Brano scelto:

—————

James Lovelock, partendo da dati biochimici, notò che i valori delle distribuzioni molecolari nell’aria e nell’acqua del nostro pianeta non erano in quell’equilibrio che uno si aspetta quando la Fisica fa il suo dovere ammassando atomi verso lo stato più stabile.
Questo vuol dire che la Terra ha un suo “metabolismo” che ridistribuisce le molecole in funzione di regole che esulano da quelle più lineari della materia inerte. Ovvero, la Terra è viva.
La Terra, un animale gigante che chiamiamo Gaia, ha i suoi polmoni, i suoi reni, i suoi cuori. Sono gli ecosistemi del pianeta, formati da un’intricata rete di specie animali e vegetali che, come organi, tessuti o cellule di un corpo, gestiscono i flussi energetici e creano qualcosa di “vivo” in costante riassesto fisiologico e in continua evoluzione.
Lo stesso Lovelock, lanciandosi in necessarie estrapolazioni meno quantificabili ma evidenti, riconosce che se dobbiamo trovare dentro al super organismo Gaia una funzione per la nostra specie, apparentemente non ci sono dubbi: il sistema nervoso.
Gli individui della nostra specie, come cellule neuronali, formano una rete capace di una prestazione unica e imprescindibile: ricezione di informazione, intercambio rapido di informazione, organizzazione dell’informazione, e risposta.

—————

Righe di dati:
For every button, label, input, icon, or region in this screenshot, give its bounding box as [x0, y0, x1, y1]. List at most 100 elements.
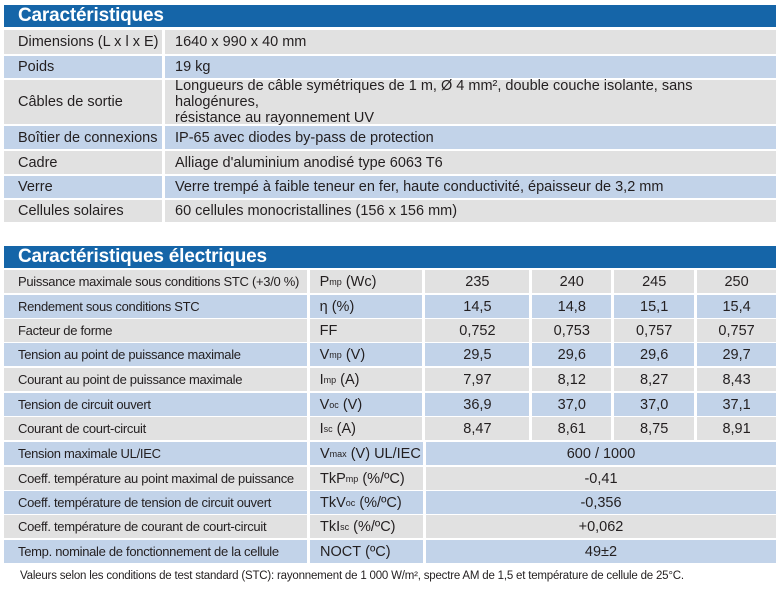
- unit: (A): [332, 420, 356, 437]
- electrical-row: Coeff. température de tension de circuit…: [4, 491, 776, 514]
- symbol-subscript: sc: [323, 423, 333, 434]
- parameter-label: Courant de court-circuit: [4, 417, 307, 440]
- value-cell-merged: -0,356: [426, 491, 776, 514]
- parameter-label: Coeff. température de courant de court-c…: [4, 515, 307, 538]
- symbol: V: [319, 396, 330, 413]
- value-cell-merged: +0,062: [426, 515, 776, 538]
- spec-value: Alliage d'aluminium anodisé type 6063 T6: [165, 151, 776, 174]
- symbol: I: [319, 420, 324, 437]
- parameter-label: Tension au point de puissance maximale: [4, 343, 307, 366]
- spec-value-line-2: résistance au rayonnement UV: [175, 110, 375, 126]
- spec-value: IP-65 avec diodes by-pass de protection: [165, 126, 776, 149]
- spec-label: Boîtier de connexions: [4, 126, 162, 149]
- value-cell-merged: 600 / 1000: [426, 442, 776, 465]
- spec-row-glass: Verre Verre trempé à faible teneur en fe…: [4, 176, 776, 198]
- electrical-row: Rendement sous conditions STC η (%) 14,5 14…: [4, 295, 776, 318]
- spec-label: Cellules solaires: [4, 200, 162, 222]
- spec-value: Longueurs de câble symétriques de 1 m, Ø…: [165, 78, 776, 126]
- spec-row-frame: Cadre Alliage d'aluminium anodisé type 6…: [4, 151, 776, 174]
- value-cell: 14,5: [425, 295, 530, 318]
- unit: (Wc): [341, 273, 377, 290]
- electrical-row: Coeff. température au point maximal de p…: [4, 467, 776, 490]
- parameter-label: Coeff. température de tension de circuit…: [4, 491, 307, 514]
- value-cell: 8,75: [614, 417, 695, 440]
- value-cell-merged: -0,41: [426, 467, 776, 490]
- symbol: TkV: [320, 494, 346, 511]
- spec-value: 19 kg: [165, 56, 776, 78]
- parameter-label: Courant au point de puissance maximale: [4, 368, 307, 391]
- value-cell: 0,757: [697, 319, 776, 342]
- symbol: I: [319, 371, 324, 388]
- value-cell: 8,27: [614, 368, 695, 391]
- value-cell: 14,8: [532, 295, 612, 318]
- spec-label: Câbles de sortie: [4, 80, 162, 124]
- value-cell: 8,47: [425, 417, 530, 440]
- value-cell: 7,97: [425, 368, 530, 391]
- parameter-symbol: TkI sc (%/ºC): [310, 515, 423, 538]
- parameter-label: Temp. nominale de fonctionnement de la c…: [4, 540, 307, 563]
- value-cell: 29,6: [614, 343, 695, 366]
- parameter-label: Tension maximale UL/IEC: [4, 442, 307, 465]
- value-cell: 250: [697, 270, 776, 293]
- value-cell: 240: [532, 270, 612, 293]
- unit: (V) UL/IEC: [346, 445, 421, 462]
- symbol: η: [319, 298, 328, 315]
- electrical-section-title: Caractéristiques électriques: [4, 246, 776, 268]
- value-cell: 8,12: [532, 368, 612, 391]
- spec-value: 60 cellules monocristallines (156 x 156 …: [165, 200, 776, 222]
- value-cell: 37,1: [697, 393, 776, 416]
- symbol-subscript: mp: [323, 374, 337, 385]
- parameter-label: Facteur de forme: [4, 319, 307, 342]
- value-cell: 29,5: [425, 343, 530, 366]
- electrical-row: Coeff. température de courant de court-c…: [4, 515, 776, 538]
- symbol-subscript: mp: [345, 473, 359, 484]
- electrical-row: Temp. nominale de fonctionnement de la c…: [4, 540, 776, 563]
- value-cell: 29,6: [532, 343, 612, 366]
- value-cell: 8,61: [532, 417, 612, 440]
- value-cell: 245: [614, 270, 695, 293]
- parameter-symbol: TkP mp (%/ºC): [310, 467, 423, 490]
- parameter-symbol: FF: [309, 319, 423, 342]
- unit: (%/ºC): [349, 518, 396, 535]
- spec-value: 1640 x 990 x 40 mm: [165, 30, 776, 54]
- parameter-label: Tension de circuit ouvert: [4, 393, 307, 416]
- symbol: FF: [319, 322, 338, 339]
- value-cell: 0,753: [532, 319, 612, 342]
- symbol: TkP: [320, 470, 346, 487]
- value-cell: 8,91: [697, 417, 776, 440]
- parameter-label: Coeff. température au point maximal de p…: [4, 467, 307, 490]
- unit: (%/ºC): [358, 470, 405, 487]
- value-cell: 0,757: [614, 319, 695, 342]
- spec-row-cables: Câbles de sortie Longueurs de câble symé…: [4, 78, 776, 126]
- value-cell: 37,0: [532, 393, 612, 416]
- symbol-subscript: max: [329, 448, 347, 459]
- spec-row-dimensions: Dimensions (L x l x E) 1640 x 990 x 40 m…: [4, 30, 776, 54]
- unit: (%): [327, 298, 355, 315]
- symbol-subscript: oc: [329, 399, 339, 410]
- value-cell: 0,752: [425, 319, 530, 342]
- value-cell: 37,0: [614, 393, 695, 416]
- symbol: P: [319, 273, 330, 290]
- value-cell: 15,4: [697, 295, 776, 318]
- symbol: V: [320, 445, 330, 462]
- electrical-row: Facteur de forme FF 0,752 0,753 0,757 0,757: [4, 319, 776, 342]
- value-cell: 8,43: [697, 368, 776, 391]
- footnote: Valeurs selon les conditions de test sta…: [20, 570, 684, 582]
- symbol-subscript: sc: [340, 521, 350, 532]
- value-cell: 29,7: [697, 343, 776, 366]
- parameter-symbol: TkV oc (%/ºC): [310, 491, 423, 514]
- unit: (A): [336, 371, 360, 388]
- unit: (ºC): [361, 543, 391, 560]
- symbol: NOCT: [320, 543, 362, 560]
- parameter-label: Rendement sous conditions STC: [4, 295, 307, 318]
- parameter-symbol: NOCT (ºC): [310, 540, 423, 563]
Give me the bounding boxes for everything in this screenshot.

—————

Obiettivo dell'esercizio: Ricopia per intero il brano su Lovelock e Gaia, parola per parola.

Soluzione del problema:
James Lovelock, partendo da dati biochimici, notò che i valori delle distribuzioni molecolari nell’aria e nell’acqua del nostro pianeta non erano in quell’equilibrio che uno si aspetta quando la Fisica fa il suo dovere ammassando atomi verso lo stato più stabile.
Questo vuol dire che la Terra ha un suo “metabolismo” che ridistribuisce le molecole in funzione di regole che esulano da quelle più lineari della materia inerte. Ovvero, la Terra è viva.
La Terra, un animale gigante che chiamiamo Gaia, ha i suoi polmoni, i suoi reni, i suoi cuori. Sono gli ecosistemi del pianeta, formati da un’intricata rete di specie animali e vegetali che, come organi, tessuti o cellule di un corpo, gestiscono i flussi energetici e creano qualcosa di “vivo” in costante riassesto fisiologico e in continua evoluzione.
Lo stesso Lovelock, lanciandosi in necessarie estrapolazioni meno quantificabili ma evidenti, riconosce che se dobbiamo trovare dentro al super organismo Gaia una funzione per la nostra specie, apparentemente non ci sono dubbi: il sistema nervoso.
Gli individui della nostra specie, come cellule neuronali, formano una rete capace di una prestazione unica e imprescindibile: ricezione di informazione, intercambio rapido di informazione, organizzazione dell’informazione, e risposta.